__GOAL__.
Scan the lines below for the string "upon" and copy every one that has it.

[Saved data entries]
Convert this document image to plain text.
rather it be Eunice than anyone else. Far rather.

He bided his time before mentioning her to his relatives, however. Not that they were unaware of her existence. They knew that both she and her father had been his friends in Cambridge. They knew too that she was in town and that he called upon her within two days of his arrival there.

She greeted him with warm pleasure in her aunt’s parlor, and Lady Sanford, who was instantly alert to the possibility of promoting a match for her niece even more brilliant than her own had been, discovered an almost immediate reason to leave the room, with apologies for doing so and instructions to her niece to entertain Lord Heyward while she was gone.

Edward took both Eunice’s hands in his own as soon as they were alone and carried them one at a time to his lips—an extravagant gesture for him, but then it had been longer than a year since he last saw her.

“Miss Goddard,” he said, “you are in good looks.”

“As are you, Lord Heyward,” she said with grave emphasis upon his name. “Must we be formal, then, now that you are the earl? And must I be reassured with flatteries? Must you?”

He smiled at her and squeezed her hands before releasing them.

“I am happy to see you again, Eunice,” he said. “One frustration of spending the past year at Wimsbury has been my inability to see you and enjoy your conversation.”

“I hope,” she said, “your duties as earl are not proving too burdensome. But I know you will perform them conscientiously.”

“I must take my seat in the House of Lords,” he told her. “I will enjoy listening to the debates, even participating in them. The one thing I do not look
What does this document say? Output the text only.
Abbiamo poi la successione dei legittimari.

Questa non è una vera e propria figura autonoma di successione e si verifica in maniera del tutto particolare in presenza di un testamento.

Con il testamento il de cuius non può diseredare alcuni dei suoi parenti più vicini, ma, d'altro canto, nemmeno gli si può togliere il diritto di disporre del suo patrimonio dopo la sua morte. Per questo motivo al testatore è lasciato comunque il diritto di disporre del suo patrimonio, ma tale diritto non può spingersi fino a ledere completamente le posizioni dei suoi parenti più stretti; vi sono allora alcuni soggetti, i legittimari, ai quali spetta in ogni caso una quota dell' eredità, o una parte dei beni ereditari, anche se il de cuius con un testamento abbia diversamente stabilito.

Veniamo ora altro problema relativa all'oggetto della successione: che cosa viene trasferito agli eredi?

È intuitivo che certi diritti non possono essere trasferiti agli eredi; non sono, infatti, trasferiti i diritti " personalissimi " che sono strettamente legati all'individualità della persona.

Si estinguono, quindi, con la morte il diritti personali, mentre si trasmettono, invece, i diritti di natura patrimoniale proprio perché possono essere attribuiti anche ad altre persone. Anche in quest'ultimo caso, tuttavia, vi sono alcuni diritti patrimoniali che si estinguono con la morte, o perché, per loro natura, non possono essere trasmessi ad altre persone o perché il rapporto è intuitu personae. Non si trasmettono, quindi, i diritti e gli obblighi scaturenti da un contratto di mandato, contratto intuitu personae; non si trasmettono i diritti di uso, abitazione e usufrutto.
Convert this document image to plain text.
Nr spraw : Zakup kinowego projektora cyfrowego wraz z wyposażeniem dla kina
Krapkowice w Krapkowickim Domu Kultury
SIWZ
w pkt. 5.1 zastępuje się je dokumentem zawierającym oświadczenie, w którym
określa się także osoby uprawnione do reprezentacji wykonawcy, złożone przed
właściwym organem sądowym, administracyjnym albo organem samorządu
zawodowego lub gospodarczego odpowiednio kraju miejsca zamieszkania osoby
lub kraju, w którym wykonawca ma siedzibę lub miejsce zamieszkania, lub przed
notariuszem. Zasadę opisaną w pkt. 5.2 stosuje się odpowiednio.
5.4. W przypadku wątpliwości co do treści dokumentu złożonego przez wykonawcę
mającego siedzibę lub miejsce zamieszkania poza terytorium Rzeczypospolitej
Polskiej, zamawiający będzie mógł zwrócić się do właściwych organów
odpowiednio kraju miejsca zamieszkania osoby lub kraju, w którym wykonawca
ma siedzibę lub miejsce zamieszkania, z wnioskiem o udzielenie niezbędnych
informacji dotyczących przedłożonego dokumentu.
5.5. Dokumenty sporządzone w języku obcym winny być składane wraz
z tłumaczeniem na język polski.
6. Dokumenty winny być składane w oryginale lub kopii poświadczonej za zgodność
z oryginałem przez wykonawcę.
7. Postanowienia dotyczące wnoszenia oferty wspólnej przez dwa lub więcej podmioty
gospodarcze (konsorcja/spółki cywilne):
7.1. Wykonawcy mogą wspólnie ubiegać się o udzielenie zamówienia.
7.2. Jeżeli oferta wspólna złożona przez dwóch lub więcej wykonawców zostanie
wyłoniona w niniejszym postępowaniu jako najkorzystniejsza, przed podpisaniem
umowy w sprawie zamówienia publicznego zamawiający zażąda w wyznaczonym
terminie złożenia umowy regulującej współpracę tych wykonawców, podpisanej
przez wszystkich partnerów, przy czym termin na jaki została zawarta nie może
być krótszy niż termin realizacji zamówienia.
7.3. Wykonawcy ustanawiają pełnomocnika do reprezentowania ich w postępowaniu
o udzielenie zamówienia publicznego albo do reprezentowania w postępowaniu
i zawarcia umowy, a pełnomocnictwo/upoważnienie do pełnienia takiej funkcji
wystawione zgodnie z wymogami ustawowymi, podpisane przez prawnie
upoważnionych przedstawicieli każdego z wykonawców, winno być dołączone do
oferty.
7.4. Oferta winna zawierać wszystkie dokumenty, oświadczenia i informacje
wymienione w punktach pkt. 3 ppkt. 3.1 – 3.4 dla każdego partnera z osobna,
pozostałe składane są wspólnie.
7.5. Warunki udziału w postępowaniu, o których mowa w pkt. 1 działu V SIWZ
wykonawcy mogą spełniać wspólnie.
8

__EXERCISE ANSWER__.
He bided his time before mentioning her to his relatives, however. Not that they were unaware of her existence. They knew that both she and her father had been his friends in Cambridge. They knew too that she was in town and that he called upon her within two days of his arrival there.
“As are you, Lord Heyward,” she said with grave emphasis upon his name. “Must we be formal, then, now that you are the earl? And must I be reassured with flatteries? Must you?”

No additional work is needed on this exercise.